Seek out every line containing the word "value", and copy each.

◆ ◆ ◆

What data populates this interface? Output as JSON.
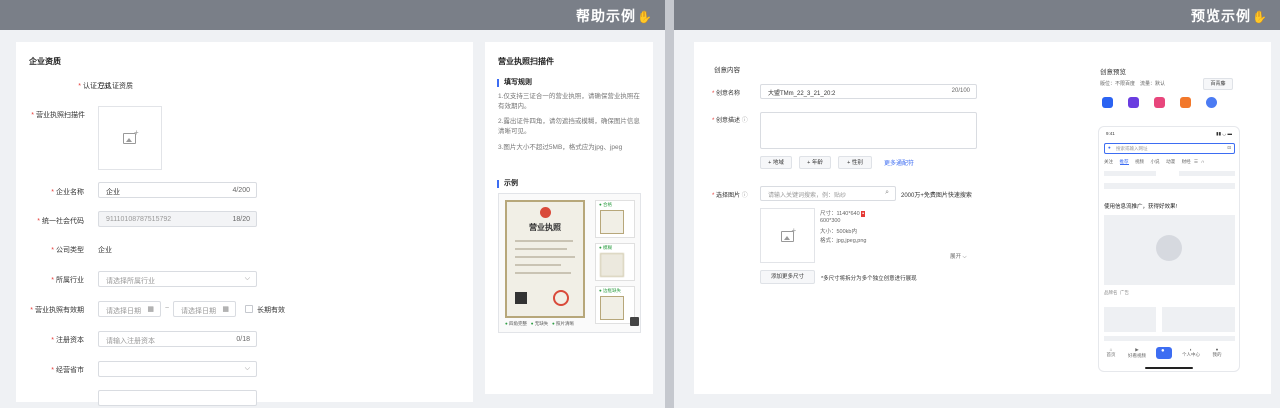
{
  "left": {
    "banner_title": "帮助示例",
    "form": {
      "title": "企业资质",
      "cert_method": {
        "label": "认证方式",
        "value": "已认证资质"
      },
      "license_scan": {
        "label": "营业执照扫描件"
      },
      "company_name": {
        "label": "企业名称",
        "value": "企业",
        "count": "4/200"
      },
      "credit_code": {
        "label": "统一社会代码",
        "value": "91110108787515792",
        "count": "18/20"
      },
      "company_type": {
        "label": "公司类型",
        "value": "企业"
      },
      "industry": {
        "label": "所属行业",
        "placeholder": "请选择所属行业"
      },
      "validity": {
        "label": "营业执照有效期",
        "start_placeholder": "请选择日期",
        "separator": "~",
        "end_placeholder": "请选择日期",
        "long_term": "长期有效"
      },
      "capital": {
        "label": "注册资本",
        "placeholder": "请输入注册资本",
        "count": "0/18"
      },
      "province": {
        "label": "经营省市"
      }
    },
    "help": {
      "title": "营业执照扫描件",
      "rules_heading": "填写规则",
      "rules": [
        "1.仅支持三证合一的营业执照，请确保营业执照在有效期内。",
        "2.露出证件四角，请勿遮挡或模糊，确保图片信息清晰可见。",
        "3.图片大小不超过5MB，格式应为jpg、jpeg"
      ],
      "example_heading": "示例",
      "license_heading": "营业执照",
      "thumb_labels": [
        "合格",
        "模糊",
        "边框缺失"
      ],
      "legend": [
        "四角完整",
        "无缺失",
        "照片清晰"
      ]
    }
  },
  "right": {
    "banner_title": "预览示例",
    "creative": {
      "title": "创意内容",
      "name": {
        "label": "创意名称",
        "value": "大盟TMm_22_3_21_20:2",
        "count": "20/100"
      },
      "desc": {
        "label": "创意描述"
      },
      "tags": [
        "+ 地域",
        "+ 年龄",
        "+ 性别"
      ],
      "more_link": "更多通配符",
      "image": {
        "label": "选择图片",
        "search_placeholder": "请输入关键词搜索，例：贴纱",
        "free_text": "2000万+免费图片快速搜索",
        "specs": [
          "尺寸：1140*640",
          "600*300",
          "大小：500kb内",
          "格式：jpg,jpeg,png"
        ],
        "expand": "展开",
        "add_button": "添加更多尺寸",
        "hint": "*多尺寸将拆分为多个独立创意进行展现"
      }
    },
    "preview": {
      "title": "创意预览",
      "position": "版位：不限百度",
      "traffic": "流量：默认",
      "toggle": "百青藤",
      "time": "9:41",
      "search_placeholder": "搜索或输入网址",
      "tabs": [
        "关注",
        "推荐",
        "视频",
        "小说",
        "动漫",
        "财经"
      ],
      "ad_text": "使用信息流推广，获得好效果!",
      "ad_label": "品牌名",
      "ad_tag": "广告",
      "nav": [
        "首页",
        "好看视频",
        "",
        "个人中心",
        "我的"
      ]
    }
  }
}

◆ ◆ ◆

Right answer:
        "value": "已认证资质"
        "value": "企业",
        "value": "91110108787515792",
        "value": "企业"
        "value": "大盟TMm_22_3_21_20:2",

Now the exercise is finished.